EXTRACT ->
((

Susan Brantly is an American scholar in Scandinavian literature and a professor at the University of Wisconsin–Madison.

Career
Susan Brantly received her Bachelor of Arts Degree in German and Scandinavian from Harvard University in 1980, her Master of Arts Degree in Scandinavian Literature from the University of Minnesota in 1983, and her Ph.D. in Germanic Languages and Literature from Yale University in 1987. That same year, she began working in the Scandinavian Studies Department at the University of Wisconsin, where she is currently a professor. Contemporary Swedish historical fiction remains a central research interest, and she has published articles on writers such as P.C. Jersild, Sven Delblanc, Sara Lidman, Per Anders Fogelström, P.O. Enquist and others in journals such as, Clio, Comparative Literature, Scandinavian Studies, Horizont. She has also published on August Strindberg and other nineteenth-century Nordic writers, and maintains a keen interest in modernist studies.

From 2007 to 2009, she served as president of the Society for the Advancement of Scandinavian Study. She has also served as the director of the Bradley Learning Community and the director of the Center for European Studies at the University of Wisconsin-Madison.

Brantly is the editor of the Studies in Nordic Literature and Film series, published by the Welsh Academic Press.  In 2013, Brantly became the editor of Scandinavian Studies, the quarterly journal published by the Society for the Advancement of Scandinavian Study.

))

DATASET RECORDS ->
((

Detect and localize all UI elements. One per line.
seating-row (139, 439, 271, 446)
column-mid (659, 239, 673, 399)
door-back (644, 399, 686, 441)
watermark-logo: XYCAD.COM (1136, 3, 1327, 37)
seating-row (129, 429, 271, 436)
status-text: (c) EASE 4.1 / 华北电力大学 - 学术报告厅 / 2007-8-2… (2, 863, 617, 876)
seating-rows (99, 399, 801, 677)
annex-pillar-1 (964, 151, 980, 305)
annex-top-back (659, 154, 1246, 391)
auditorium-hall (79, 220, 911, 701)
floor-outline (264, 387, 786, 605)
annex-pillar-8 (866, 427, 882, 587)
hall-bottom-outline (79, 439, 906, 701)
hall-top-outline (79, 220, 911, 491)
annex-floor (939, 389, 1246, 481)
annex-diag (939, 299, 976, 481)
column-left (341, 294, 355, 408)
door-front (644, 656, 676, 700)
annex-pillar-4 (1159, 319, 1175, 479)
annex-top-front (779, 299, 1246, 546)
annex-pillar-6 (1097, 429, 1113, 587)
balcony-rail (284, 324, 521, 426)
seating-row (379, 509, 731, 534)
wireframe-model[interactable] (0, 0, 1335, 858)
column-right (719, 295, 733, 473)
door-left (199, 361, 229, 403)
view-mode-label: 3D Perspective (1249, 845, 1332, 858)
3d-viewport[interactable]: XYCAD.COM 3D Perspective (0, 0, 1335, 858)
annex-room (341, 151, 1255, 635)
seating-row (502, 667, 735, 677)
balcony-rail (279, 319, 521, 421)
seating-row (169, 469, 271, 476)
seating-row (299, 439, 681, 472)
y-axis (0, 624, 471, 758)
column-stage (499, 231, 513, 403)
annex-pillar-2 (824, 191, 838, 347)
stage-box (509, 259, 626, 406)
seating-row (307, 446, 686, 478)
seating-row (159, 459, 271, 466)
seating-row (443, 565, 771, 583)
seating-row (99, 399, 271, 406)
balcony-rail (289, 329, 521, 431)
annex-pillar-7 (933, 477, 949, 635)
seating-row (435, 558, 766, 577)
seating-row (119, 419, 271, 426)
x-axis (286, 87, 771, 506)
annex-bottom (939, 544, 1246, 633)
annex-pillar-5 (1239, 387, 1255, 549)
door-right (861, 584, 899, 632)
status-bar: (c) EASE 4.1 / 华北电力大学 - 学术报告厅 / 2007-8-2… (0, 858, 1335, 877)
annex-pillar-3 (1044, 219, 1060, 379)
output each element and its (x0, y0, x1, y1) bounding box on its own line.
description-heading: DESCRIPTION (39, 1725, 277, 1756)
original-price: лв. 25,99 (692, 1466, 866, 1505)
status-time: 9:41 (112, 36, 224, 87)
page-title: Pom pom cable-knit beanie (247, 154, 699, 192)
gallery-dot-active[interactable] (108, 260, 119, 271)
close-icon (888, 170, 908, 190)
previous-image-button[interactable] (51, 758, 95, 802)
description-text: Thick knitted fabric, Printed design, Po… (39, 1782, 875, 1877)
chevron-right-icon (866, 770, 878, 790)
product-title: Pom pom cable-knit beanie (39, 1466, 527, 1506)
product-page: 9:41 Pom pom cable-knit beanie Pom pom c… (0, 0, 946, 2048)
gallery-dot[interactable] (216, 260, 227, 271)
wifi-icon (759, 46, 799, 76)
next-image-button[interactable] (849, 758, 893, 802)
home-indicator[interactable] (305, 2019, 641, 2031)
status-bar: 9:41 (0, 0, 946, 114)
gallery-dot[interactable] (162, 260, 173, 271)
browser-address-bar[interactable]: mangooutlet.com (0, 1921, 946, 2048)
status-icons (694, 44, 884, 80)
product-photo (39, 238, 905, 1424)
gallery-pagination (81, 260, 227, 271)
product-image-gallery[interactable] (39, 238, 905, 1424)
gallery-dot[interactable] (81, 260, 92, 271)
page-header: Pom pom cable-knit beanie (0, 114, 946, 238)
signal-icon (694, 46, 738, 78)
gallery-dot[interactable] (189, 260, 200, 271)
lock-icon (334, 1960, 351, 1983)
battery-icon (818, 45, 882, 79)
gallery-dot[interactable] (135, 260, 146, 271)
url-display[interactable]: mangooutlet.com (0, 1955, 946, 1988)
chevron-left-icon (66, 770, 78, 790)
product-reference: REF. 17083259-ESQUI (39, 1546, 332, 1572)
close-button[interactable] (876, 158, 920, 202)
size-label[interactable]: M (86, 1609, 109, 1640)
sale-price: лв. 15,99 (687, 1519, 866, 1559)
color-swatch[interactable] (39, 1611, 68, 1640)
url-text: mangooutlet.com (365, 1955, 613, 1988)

))

STATED EXERCISE 1 -> According to the biography, which society did Susan Brantly serve as president from 2007 to 2009?
STATED EXERCISE 2 -> Convert the part of the listing that runs from its start through the line containing "original-price: лв. 25,99" into a Markdown table with the columns Row and Entry, leaving out blank lines.
The listing is unrelated to the biography.

CORRECT RESULT 1 -> The Society for the Advancement of Scandinavian Study.

CORRECT RESULT 2 ->
| Row | Entry |
|---|---|
| 1 | Detect and localize all UI elements. One per line. |
| 2 | seating-row (139, 439, 271, 446) |
| 3 | column-mid (659, 239, 673, 399) |
| 4 | door-back (644, 399, 686, 441) |
| 5 | watermark-logo: XYCAD.COM (1136, 3, 1327, 37) |
| 6 | seating-row (129, 429, 271, 436) |
| 7 | status-text: (c) EASE 4.1 / 华北电力大学 - 学术报告厅 / 2007-8-2… (2, 863, 617, 876) |
| 8 | seating-rows (99, 399, 801, 677) |
| 9 | annex-pillar-1 (964, 151, 980, 305) |
| 10 | annex-top-back (659, 154, 1246, 391) |
| 11 | auditorium-hall (79, 220, 911, 701) |
| 12 | floor-outline (264, 387, 786, 605) |
| 13 | annex-pillar-8 (866, 427, 882, 587) |
| 14 | hall-bottom-outline (79, 439, 906, 701) |
| 15 | hall-top-outline (79, 220, 911, 491) |
| 16 | annex-floor (939, 389, 1246, 481) |
| 17 | annex-diag (939, 299, 976, 481) |
| 18 | column-left (341, 294, 355, 408) |
| 19 | door-front (644, 656, 676, 700) |
| 20 | annex-pillar-4 (1159, 319, 1175, 479) |
| 21 | annex-top-front (779, 299, 1246, 546) |
| 22 | annex-pillar-6 (1097, 429, 1113, 587) |
| 23 | balcony-rail (284, 324, 521, 426) |
| 24 | seating-row (379, 509, 731, 534) |
| 25 | wireframe-model[interactable] (0, 0, 1335, 858) |
| 26 | column-right (719, 295, 733, 473) |
| 27 | door-left (199, 361, 229, 403) |
| 28 | view-mode-label: 3D Perspective (1249, 845, 1332, 858) |
| 29 | 3d-viewport[interactable]: XYCAD.COM 3D Perspective (0, 0, 1335, 858) |
| 30 | annex-room (341, 151, 1255, 635) |
| 31 | seating-row (502, 667, 735, 677) |
| 32 | balcony-rail (279, 319, 521, 421) |
| 33 | seating-row (169, 469, 271, 476) |
| 34 | seating-row (299, 439, 681, 472) |
| 35 | y-axis (0, 624, 471, 758) |
| 36 | column-stage (499, 231, 513, 403) |
| 37 | annex-pillar-2 (824, 191, 838, 347) |
| 38 | stage-box (509, 259, 626, 406) |
| 39 | seating-row (307, 446, 686, 478) |
| 40 | seating-row (159, 459, 271, 466) |
| 41 | seating-row (443, 565, 771, 583) |
| 42 | seating-row (99, 399, 271, 406) |
| 43 | balcony-rail (289, 329, 521, 431) |
| 44 | annex-pillar-7 (933, 477, 949, 635) |
| 45 | seating-row (435, 558, 766, 577) |
| 46 | seating-row (119, 419, 271, 426) |
| 47 | x-axis (286, 87, 771, 506) |
| 48 | annex-bottom (939, 544, 1246, 633) |
| 49 | annex-pillar-5 (1239, 387, 1255, 549) |
| 50 | door-right (861, 584, 899, 632) |
| 51 | status-bar: (c) EASE 4.1 / 华北电力大学 - 学术报告厅 / 2007-8-2… (0, 858, 1335, 877) |
| 52 | annex-pillar-3 (1044, 219, 1060, 379) |
| 53 | output each element and its (x0, y0, x1, y1) bounding box on its own line. |
| 54 | description-heading: DESCRIPTION (39, 1725, 277, 1756) |
| 55 | original-price: лв. 25,99 (692, 1466, 866, 1505) |